Of the lines in the entries, how many hold the word "storm"? Give that number alone.

---------- Provided entries

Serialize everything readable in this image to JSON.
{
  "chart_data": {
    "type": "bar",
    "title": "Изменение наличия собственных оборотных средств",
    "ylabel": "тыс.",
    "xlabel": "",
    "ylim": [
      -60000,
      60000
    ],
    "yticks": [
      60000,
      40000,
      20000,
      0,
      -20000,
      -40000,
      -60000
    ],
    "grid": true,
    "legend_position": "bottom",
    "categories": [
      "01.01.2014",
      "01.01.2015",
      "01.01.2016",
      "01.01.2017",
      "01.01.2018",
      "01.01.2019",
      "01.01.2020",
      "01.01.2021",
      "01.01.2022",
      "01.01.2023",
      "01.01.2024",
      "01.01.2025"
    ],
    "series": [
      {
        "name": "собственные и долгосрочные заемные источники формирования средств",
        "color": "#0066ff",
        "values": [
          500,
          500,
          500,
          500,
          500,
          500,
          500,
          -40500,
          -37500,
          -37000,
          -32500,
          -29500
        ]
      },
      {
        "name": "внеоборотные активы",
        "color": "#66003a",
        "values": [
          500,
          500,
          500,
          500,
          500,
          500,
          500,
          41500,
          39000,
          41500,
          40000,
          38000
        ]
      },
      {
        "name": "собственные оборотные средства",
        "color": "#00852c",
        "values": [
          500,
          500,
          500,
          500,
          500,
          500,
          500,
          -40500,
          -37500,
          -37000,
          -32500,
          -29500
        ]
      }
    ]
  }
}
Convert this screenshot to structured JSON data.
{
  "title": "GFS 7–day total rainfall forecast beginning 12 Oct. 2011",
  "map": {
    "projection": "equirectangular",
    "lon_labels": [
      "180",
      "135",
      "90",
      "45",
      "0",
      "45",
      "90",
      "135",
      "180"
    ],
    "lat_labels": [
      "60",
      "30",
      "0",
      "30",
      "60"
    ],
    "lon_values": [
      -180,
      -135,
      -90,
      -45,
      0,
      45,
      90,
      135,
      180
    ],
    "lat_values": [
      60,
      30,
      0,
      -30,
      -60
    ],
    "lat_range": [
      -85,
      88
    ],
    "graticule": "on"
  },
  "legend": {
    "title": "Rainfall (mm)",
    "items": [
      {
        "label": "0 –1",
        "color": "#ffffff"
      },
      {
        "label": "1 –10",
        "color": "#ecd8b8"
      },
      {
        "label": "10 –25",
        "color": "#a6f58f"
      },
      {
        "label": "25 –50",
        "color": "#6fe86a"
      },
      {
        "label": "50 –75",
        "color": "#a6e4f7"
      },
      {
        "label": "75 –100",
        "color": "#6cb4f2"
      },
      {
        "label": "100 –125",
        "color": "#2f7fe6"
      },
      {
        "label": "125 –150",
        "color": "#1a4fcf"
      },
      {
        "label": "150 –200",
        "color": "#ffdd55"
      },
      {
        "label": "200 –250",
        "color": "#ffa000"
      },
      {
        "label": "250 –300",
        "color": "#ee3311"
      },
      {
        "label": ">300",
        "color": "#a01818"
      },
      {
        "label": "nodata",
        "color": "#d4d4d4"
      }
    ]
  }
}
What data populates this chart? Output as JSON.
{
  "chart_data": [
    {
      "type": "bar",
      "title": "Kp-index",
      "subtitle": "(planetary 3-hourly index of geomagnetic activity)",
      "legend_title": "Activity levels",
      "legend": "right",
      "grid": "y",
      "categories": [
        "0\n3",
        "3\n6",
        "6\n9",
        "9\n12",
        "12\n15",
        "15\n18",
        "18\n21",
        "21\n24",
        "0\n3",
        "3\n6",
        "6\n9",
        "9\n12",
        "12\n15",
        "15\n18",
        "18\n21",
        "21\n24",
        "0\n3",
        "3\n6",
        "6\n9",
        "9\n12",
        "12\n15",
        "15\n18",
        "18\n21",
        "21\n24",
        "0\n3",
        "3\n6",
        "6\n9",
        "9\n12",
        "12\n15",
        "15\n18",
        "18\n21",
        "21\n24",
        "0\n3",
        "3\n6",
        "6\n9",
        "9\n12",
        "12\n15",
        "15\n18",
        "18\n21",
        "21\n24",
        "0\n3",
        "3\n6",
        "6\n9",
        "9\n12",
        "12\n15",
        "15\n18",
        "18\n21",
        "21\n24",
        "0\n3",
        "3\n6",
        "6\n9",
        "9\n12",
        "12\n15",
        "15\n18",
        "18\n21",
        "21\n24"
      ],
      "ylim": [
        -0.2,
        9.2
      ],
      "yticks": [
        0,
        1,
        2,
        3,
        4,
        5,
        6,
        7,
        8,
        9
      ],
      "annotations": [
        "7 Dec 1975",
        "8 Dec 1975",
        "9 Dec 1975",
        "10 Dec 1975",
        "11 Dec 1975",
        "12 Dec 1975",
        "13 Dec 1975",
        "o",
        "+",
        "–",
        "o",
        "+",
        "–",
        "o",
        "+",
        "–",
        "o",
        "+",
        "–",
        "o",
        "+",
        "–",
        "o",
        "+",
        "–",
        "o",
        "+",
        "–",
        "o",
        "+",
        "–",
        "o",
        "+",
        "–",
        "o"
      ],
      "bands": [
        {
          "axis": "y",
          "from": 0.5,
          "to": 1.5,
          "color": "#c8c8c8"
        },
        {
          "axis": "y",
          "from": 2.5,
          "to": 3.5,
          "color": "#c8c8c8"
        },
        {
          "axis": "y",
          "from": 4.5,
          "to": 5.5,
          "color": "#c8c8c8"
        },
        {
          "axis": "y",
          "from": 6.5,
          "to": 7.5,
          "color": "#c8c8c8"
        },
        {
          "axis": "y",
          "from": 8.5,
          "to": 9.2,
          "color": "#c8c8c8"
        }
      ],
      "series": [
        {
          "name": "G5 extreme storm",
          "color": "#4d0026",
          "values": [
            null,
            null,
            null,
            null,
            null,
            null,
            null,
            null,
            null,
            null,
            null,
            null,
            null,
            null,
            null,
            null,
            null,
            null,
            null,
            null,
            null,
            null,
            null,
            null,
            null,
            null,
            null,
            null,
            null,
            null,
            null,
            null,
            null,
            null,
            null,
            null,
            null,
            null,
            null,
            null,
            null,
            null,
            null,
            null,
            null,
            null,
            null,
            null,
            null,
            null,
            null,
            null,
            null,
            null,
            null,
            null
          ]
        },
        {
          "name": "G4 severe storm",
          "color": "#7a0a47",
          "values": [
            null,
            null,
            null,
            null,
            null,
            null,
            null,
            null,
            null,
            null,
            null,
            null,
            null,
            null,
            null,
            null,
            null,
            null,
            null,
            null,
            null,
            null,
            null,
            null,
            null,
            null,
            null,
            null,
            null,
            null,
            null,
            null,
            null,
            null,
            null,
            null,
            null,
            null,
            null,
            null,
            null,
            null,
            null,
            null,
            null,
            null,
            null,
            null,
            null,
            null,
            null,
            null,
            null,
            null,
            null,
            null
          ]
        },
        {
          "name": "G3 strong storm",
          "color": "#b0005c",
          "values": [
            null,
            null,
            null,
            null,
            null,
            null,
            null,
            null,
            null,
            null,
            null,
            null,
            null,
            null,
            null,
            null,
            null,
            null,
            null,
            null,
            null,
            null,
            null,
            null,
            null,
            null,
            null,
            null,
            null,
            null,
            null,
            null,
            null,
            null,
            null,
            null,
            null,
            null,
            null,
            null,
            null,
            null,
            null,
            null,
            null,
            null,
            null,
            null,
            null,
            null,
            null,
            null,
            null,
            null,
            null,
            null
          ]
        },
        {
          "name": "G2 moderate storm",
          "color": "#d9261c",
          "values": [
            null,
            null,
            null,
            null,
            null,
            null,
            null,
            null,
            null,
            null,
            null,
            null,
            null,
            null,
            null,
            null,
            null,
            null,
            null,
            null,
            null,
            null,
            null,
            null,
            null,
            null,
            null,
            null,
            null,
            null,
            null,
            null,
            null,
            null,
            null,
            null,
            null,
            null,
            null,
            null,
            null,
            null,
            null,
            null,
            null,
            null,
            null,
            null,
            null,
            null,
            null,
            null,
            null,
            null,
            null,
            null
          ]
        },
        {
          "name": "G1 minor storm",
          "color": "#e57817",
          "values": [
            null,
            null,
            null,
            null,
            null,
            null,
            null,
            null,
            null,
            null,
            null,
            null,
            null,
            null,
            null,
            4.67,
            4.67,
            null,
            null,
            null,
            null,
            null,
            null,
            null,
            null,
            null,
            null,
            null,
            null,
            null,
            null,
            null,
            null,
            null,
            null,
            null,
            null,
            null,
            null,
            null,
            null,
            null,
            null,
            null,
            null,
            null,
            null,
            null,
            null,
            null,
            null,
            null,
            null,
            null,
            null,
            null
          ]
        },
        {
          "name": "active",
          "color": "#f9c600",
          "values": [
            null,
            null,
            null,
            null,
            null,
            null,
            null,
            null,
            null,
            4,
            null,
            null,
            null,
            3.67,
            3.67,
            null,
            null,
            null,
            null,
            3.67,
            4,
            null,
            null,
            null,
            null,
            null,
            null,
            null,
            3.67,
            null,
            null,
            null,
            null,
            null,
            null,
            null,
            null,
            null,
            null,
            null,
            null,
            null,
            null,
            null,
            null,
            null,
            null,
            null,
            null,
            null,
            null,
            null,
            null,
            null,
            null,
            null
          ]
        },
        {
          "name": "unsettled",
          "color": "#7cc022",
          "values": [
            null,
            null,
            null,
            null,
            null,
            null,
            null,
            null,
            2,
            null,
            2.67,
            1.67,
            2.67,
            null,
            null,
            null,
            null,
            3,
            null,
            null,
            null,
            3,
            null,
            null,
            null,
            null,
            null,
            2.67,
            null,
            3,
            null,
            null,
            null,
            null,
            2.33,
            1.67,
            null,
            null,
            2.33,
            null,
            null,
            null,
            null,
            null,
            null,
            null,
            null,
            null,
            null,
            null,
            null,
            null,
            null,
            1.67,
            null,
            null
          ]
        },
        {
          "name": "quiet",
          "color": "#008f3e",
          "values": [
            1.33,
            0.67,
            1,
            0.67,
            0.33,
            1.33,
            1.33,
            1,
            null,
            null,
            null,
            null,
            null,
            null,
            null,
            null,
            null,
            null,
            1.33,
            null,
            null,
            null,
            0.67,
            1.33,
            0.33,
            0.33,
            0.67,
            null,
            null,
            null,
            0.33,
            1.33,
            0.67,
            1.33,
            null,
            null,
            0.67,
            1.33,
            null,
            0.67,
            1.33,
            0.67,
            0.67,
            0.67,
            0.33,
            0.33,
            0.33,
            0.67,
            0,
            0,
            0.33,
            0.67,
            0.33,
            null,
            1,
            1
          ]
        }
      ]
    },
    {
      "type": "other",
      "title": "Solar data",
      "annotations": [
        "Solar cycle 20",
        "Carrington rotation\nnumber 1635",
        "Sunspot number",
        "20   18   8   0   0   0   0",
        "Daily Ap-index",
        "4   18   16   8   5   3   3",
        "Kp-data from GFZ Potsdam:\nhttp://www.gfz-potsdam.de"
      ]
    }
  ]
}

--------------------

## Task answer
5